(Records from a data collection)
Begin

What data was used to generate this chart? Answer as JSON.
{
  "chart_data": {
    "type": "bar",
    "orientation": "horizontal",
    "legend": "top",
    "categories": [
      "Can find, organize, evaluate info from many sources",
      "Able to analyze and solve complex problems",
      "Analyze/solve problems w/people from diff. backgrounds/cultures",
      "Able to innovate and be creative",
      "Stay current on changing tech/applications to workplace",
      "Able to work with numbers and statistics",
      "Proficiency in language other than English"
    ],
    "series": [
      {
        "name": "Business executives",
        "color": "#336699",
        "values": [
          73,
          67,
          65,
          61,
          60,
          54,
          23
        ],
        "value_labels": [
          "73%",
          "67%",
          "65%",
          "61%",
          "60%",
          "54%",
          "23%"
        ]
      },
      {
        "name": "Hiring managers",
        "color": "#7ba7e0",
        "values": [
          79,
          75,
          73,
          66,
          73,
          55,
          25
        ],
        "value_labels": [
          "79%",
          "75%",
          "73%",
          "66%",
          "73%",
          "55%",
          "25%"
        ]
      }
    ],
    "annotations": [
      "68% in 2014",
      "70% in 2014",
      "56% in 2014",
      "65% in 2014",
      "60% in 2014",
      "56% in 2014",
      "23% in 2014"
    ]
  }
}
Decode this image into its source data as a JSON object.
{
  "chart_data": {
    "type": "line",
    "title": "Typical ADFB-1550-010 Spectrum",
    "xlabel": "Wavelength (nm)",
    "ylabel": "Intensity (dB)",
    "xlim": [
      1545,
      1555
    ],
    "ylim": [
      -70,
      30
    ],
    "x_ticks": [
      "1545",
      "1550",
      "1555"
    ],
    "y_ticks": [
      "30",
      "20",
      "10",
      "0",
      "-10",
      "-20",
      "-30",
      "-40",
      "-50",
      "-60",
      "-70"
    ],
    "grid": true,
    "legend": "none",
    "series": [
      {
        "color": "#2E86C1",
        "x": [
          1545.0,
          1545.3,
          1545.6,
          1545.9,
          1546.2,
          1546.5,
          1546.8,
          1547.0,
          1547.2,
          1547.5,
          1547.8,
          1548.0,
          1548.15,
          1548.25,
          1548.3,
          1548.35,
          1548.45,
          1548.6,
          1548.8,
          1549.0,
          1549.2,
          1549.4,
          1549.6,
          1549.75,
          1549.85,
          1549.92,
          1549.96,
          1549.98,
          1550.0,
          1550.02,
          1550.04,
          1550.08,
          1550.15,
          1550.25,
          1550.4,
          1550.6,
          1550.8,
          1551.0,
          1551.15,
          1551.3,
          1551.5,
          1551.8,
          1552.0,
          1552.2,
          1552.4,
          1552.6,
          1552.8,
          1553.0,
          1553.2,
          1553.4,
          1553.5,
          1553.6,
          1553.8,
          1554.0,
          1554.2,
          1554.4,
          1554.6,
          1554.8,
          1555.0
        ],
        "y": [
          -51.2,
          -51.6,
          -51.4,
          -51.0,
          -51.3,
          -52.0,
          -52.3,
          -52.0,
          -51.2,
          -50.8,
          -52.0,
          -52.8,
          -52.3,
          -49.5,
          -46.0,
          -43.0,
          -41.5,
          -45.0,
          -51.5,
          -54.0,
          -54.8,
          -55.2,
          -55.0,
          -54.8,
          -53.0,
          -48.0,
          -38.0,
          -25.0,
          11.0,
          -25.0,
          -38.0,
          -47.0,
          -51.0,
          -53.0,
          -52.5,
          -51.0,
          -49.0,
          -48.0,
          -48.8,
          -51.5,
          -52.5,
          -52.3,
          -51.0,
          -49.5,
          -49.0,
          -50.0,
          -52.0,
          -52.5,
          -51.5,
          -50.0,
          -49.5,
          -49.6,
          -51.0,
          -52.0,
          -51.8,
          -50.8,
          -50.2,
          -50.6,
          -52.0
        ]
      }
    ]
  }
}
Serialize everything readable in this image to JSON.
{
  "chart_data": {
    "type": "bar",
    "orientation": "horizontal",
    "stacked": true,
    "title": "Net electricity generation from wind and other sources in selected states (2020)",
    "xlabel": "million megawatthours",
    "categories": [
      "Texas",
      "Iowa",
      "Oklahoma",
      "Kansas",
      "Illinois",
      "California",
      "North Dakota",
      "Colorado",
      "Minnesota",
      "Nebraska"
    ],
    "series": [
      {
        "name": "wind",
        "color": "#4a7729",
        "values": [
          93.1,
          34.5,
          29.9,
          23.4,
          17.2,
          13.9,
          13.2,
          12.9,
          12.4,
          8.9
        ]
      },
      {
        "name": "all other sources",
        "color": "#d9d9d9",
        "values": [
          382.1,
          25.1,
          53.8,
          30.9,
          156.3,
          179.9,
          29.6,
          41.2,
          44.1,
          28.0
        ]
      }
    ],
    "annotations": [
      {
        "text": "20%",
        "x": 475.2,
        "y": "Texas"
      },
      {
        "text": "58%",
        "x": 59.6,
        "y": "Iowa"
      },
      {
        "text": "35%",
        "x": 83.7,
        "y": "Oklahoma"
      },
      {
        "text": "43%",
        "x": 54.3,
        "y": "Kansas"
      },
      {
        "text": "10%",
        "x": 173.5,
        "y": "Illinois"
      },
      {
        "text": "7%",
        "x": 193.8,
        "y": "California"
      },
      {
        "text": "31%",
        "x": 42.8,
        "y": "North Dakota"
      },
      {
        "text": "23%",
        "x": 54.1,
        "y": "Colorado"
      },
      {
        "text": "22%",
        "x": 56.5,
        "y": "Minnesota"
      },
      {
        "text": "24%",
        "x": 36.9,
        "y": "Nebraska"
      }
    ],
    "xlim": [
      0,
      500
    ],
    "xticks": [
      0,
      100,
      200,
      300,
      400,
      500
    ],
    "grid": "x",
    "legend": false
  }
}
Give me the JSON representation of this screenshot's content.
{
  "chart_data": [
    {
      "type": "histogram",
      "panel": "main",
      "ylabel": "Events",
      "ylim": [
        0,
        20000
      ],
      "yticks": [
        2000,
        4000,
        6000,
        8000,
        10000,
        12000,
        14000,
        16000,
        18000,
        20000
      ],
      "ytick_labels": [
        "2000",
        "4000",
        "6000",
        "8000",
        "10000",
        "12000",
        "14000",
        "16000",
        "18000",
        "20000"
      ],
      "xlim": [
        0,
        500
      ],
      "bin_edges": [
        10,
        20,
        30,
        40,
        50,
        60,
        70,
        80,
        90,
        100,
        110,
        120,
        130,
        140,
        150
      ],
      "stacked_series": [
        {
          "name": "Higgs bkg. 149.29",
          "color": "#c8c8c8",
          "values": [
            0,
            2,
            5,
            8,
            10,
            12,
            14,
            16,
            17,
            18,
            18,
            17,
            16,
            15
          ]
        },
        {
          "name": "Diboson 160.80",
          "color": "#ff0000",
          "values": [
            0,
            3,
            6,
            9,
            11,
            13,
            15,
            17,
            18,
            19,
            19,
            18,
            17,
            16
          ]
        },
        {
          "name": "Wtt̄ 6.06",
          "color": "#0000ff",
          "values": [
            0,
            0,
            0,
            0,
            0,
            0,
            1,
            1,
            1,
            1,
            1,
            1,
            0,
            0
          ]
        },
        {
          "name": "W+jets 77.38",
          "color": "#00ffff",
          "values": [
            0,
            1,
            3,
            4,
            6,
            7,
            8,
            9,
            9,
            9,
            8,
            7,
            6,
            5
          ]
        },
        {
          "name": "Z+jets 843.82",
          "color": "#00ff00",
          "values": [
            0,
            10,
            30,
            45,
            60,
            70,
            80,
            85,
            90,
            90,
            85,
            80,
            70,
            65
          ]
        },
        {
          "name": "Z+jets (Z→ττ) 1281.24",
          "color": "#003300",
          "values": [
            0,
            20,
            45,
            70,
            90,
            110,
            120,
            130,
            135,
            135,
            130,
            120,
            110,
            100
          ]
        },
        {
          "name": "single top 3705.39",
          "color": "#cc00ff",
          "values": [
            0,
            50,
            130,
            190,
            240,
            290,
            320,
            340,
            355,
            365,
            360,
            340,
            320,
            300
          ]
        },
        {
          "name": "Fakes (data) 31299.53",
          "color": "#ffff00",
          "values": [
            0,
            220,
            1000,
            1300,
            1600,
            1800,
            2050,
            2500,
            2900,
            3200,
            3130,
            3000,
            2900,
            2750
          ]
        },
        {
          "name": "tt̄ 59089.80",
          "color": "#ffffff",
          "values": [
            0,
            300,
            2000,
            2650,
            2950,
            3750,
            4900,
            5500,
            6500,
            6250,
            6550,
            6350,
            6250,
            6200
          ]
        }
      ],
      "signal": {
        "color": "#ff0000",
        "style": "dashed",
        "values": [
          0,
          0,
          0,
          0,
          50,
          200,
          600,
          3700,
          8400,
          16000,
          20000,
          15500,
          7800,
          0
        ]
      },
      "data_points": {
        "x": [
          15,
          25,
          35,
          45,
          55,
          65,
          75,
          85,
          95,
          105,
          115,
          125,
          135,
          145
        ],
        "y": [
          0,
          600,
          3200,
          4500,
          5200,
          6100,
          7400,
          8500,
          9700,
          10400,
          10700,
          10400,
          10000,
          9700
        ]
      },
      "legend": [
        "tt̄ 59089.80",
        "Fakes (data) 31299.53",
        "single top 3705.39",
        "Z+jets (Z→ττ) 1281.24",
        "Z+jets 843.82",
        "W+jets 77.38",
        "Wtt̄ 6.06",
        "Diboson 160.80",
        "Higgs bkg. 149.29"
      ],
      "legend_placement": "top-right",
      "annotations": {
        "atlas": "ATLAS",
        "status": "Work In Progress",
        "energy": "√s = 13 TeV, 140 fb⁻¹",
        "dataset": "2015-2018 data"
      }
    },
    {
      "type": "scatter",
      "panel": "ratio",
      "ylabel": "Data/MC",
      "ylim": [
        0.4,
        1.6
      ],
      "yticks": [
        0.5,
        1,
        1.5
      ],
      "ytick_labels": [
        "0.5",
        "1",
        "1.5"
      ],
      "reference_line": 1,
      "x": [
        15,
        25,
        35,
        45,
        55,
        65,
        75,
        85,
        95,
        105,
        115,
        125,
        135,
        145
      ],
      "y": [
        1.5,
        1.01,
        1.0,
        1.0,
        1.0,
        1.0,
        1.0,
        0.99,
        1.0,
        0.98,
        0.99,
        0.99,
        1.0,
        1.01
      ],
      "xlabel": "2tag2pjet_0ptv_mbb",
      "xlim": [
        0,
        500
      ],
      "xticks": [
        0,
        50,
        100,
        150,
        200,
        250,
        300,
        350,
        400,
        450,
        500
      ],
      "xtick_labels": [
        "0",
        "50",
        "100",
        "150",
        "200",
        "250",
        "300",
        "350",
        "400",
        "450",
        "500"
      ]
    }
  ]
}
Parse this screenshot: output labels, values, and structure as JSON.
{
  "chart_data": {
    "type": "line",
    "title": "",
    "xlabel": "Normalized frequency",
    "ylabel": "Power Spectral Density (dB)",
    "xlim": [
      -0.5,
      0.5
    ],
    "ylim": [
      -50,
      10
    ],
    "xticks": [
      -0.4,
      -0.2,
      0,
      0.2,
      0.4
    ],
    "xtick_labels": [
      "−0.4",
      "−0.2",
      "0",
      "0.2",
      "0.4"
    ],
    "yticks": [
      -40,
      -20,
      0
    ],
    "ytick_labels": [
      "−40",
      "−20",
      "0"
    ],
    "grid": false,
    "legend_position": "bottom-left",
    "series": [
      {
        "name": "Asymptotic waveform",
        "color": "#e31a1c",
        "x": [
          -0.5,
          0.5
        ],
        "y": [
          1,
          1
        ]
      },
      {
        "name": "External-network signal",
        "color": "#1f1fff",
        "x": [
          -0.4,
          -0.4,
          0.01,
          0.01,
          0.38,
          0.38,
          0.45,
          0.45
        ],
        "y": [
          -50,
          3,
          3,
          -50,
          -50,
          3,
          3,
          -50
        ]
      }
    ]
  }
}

End

What this task involves — Only the lines from the one that contains "Parse this screenshot: output" to the end of the entries above should be given again, exactly and in full.

Solution —
Parse this screenshot: output labels, values, and structure as JSON.
{
  "chart_data": {
    "type": "line",
    "title": "",
    "xlabel": "Normalized frequency",
    "ylabel": "Power Spectral Density (dB)",
    "xlim": [
      -0.5,
      0.5
    ],
    "ylim": [
      -50,
      10
    ],
    "xticks": [
      -0.4,
      -0.2,
      0,
      0.2,
      0.4
    ],
    "xtick_labels": [
      "−0.4",
      "−0.2",
      "0",
      "0.2",
      "0.4"
    ],
    "yticks": [
      -40,
      -20,
      0
    ],
    "ytick_labels": [
      "−40",
      "−20",
      "0"
    ],
    "grid": false,
    "legend_position": "bottom-left",
    "series": [
      {
        "name": "Asymptotic waveform",
        "color": "#e31a1c",
        "x": [
          -0.5,
          0.5
        ],
        "y": [
          1,
          1
        ]
      },
      {
        "name": "External-network signal",
        "color": "#1f1fff",
        "x": [
          -0.4,
          -0.4,
          0.01,
          0.01,
          0.38,
          0.38,
          0.45,
          0.45
        ],
        "y": [
          -50,
          3,
          3,
          -50,
          -50,
          3,
          3,
          -50
        ]
      }
    ]
  }
}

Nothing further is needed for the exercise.